* [What the task requires]:
Your task is to find every line in the records that holds the string "patients" and copy it.

* [Data shown]:
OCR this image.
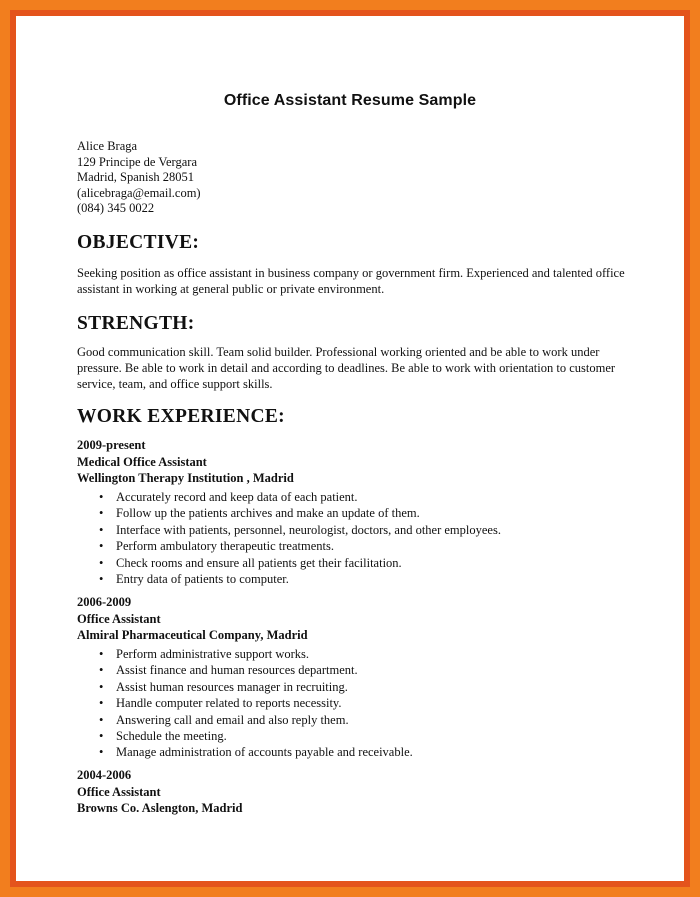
Office Assistant Resume Sample
Alice Braga
129 Principe de Vergara
Madrid, Spanish 28051
(alicebraga@email.com)
(084) 345 0022
OBJECTIVE:
Seeking position as office assistant in business company or government firm. Experienced and talented office assistant in working at general public or private environment.
STRENGTH:
Good communication skill. Team solid builder. Professional working oriented and be able to work under pressure. Be able to work in detail and according to deadlines. Be able to work with orientation to customer service, team, and office support skills.
WORK EXPERIENCE:
2009-present
Medical Office Assistant
Wellington Therapy Institution , Madrid
• Accurately record and keep data of each patient.
• Follow up the patients archives and make an update of them.
• Interface with patients, personnel, neurologist, doctors, and other employees.
• Perform ambulatory therapeutic treatments.
• Check rooms and ensure all patients get their facilitation.
• Entry data of patients to computer.
2006-2009
Office Assistant
Almiral Pharmaceutical Company, Madrid
• Perform administrative support works.
• Assist finance and human resources department.
• Assist human resources manager in recruiting.
• Handle computer related to reports necessity.
• Answering call and email and also reply them.
• Schedule the meeting.
• Manage administration of accounts payable and receivable.
2004-2006
Office Assistant
Browns Co. Aslengton, Madrid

* [Expected answer]:
• Follow up the patients archives and make an update of them.
• Interface with patients, personnel, neurologist, doctors, and other employees.
• Check rooms and ensure all patients get their facilitation.
• Entry data of patients to computer.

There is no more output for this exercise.